◆ **Exercise goal**
Could the lines from the one with "Decode this image" through the end of the listing be restated exactly, with nothing else included?
-------- Data rows
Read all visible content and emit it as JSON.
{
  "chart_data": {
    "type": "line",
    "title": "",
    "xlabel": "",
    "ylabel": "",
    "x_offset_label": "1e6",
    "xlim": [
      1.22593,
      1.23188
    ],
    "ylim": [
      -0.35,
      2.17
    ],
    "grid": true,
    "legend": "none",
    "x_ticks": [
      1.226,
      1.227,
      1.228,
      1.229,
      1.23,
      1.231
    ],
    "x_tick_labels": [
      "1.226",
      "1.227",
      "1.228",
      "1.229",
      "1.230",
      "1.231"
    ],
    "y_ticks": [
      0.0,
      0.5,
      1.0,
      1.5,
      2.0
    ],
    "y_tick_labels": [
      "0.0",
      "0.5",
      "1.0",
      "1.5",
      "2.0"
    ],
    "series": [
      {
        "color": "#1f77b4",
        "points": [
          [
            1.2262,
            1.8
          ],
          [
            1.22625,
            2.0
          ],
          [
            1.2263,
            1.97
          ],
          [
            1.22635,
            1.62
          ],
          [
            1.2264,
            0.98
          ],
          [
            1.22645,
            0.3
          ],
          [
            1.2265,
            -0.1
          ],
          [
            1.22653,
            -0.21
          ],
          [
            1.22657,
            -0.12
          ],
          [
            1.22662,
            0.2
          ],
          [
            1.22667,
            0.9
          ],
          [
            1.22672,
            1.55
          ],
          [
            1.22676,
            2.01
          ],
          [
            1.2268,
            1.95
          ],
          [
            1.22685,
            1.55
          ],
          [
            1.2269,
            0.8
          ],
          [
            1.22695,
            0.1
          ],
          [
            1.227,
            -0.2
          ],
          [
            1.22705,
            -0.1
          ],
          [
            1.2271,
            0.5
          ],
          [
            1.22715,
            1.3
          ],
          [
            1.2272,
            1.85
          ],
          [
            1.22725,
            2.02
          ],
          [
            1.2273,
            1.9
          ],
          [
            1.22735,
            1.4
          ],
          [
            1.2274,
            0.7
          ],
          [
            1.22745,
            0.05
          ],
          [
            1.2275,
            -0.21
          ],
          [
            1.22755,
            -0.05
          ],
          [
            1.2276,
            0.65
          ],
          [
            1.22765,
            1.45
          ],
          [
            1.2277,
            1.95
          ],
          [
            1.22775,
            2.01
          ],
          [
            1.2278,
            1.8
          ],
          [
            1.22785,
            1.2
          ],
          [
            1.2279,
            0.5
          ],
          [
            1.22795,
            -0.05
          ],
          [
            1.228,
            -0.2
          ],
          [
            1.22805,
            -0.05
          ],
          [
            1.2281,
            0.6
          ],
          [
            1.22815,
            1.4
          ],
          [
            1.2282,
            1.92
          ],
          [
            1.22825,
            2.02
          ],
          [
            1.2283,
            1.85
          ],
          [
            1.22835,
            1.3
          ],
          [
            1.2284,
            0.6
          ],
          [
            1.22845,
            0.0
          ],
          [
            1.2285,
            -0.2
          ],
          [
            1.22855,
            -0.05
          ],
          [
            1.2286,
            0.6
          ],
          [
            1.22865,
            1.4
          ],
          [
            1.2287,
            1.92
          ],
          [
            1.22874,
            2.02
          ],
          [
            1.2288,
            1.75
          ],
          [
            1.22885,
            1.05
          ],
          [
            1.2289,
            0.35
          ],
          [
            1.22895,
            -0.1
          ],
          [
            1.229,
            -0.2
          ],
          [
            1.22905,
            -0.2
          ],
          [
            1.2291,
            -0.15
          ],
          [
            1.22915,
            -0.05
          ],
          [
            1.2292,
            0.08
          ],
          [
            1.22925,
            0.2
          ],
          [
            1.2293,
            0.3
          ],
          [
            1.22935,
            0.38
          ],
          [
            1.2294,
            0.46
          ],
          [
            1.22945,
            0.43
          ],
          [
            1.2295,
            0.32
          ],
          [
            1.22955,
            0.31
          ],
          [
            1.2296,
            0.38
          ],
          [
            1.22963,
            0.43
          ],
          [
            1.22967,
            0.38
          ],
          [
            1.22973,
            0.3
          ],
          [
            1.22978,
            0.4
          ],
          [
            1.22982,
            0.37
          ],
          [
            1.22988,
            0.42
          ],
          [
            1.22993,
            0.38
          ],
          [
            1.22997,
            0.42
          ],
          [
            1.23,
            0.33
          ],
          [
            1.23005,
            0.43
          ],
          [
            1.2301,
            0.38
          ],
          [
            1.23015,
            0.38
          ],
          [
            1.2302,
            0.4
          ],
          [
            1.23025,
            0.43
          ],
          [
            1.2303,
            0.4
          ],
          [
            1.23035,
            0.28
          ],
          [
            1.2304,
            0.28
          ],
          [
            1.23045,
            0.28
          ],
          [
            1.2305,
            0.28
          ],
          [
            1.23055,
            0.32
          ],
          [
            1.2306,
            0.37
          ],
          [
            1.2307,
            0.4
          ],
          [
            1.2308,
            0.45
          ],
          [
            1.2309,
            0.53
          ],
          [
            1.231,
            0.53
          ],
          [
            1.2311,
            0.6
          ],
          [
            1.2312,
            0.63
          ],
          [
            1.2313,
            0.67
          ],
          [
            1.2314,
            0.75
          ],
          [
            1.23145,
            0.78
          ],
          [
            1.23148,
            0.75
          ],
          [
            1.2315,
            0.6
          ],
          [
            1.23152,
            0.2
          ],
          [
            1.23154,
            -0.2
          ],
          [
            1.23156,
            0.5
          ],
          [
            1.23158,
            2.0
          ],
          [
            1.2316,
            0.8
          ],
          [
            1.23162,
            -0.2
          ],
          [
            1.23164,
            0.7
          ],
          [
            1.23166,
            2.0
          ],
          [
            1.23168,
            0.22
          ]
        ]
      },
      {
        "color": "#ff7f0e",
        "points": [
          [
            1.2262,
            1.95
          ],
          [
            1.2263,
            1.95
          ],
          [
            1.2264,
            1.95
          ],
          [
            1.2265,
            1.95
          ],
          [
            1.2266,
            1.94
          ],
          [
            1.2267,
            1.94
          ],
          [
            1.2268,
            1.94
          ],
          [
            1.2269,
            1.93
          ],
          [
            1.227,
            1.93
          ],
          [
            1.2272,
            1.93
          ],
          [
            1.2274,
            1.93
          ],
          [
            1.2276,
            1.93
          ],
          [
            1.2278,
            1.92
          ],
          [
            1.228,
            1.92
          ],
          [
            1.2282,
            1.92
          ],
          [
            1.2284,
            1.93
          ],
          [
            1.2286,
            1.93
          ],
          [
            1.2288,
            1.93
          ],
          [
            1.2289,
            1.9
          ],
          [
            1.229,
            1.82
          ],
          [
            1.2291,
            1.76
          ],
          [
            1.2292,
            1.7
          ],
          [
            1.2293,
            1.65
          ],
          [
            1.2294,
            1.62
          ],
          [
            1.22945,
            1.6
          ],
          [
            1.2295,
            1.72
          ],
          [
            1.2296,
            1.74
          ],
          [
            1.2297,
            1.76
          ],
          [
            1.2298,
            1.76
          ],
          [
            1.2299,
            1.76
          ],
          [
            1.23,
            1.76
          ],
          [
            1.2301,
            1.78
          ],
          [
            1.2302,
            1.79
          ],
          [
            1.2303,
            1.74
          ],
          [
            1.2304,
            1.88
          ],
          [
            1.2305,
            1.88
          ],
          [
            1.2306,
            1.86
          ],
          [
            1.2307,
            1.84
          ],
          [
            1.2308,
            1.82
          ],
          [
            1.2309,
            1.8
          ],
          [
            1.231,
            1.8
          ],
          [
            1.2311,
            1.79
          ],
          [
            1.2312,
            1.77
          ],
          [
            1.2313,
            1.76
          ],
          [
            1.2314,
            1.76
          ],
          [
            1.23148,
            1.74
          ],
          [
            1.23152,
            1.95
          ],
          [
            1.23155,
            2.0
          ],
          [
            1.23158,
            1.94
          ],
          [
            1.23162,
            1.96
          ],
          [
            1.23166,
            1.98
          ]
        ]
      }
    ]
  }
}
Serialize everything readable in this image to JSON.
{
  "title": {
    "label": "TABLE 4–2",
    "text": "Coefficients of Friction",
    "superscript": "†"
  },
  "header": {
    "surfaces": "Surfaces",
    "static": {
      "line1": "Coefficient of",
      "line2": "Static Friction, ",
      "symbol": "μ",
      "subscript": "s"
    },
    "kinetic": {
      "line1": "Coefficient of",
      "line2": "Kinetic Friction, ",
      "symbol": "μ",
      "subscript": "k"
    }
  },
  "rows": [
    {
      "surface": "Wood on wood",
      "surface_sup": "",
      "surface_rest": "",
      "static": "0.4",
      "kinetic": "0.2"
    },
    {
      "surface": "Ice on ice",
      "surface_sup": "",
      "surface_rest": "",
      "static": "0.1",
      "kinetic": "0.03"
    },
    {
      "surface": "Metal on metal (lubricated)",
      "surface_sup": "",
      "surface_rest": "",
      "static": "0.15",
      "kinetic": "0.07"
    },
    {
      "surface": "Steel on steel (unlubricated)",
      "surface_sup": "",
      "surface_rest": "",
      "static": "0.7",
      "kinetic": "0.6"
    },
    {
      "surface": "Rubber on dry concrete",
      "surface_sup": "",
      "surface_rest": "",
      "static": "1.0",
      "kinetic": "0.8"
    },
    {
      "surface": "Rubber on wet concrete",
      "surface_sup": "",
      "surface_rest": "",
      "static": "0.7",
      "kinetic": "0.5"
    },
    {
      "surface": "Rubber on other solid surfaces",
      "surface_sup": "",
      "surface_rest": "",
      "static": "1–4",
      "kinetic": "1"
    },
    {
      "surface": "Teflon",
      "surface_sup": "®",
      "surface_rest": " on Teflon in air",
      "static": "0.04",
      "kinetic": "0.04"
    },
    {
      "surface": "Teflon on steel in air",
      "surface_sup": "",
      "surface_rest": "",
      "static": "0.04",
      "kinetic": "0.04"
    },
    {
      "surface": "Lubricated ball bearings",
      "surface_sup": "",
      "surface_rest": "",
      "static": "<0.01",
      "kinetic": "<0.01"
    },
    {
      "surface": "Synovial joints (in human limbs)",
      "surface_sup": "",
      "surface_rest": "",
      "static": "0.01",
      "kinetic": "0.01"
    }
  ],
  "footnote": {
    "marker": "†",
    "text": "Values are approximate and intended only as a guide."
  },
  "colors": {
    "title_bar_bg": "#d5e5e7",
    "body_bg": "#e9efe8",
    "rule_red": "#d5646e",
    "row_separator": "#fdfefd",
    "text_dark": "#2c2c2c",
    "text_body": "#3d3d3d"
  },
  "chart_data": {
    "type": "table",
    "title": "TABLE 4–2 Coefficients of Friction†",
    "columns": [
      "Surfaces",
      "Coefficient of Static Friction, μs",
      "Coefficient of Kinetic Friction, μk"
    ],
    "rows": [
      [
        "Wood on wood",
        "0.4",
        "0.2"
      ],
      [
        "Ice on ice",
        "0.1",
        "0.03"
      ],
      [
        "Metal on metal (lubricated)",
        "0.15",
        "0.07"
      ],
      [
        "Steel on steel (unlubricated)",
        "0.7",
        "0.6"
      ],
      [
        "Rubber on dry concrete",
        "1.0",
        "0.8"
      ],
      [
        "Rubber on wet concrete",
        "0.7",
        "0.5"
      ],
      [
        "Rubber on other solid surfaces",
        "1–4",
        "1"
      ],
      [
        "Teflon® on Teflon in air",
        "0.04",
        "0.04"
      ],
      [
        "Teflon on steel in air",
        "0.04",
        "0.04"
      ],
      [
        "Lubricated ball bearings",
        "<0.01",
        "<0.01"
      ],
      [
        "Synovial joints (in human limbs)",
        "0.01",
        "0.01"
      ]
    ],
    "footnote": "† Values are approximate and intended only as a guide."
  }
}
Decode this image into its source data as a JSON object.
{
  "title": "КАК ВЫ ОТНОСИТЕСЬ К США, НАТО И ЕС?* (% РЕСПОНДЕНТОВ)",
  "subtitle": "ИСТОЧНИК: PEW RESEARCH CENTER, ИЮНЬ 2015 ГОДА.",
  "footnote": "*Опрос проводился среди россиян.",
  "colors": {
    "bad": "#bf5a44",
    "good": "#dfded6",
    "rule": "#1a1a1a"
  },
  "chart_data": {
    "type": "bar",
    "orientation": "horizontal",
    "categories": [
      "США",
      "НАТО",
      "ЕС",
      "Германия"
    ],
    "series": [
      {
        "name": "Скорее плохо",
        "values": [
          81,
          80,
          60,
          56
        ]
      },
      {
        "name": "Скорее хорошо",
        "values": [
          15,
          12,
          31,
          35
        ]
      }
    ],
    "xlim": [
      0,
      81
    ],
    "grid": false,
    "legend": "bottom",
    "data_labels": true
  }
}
----------------
◆ **Problem solution**
Decode this image into its source data as a JSON object.
{
  "title": "КАК ВЫ ОТНОСИТЕСЬ К США, НАТО И ЕС?* (% РЕСПОНДЕНТОВ)",
  "subtitle": "ИСТОЧНИК: PEW RESEARCH CENTER, ИЮНЬ 2015 ГОДА.",
  "footnote": "*Опрос проводился среди россиян.",
  "colors": {
    "bad": "#bf5a44",
    "good": "#dfded6",
    "rule": "#1a1a1a"
  },
  "chart_data": {
    "type": "bar",
    "orientation": "horizontal",
    "categories": [
      "США",
      "НАТО",
      "ЕС",
      "Германия"
    ],
    "series": [
      {
        "name": "Скорее плохо",
        "values": [
          81,
          80,
          60,
          56
        ]
      },
      {
        "name": "Скорее хорошо",
        "values": [
          15,
          12,
          31,
          35
        ]
      }
    ],
    "xlim": [
      0,
      81
    ],
    "grid": false,
    "legend": "bottom",
    "data_labels": true
  }
}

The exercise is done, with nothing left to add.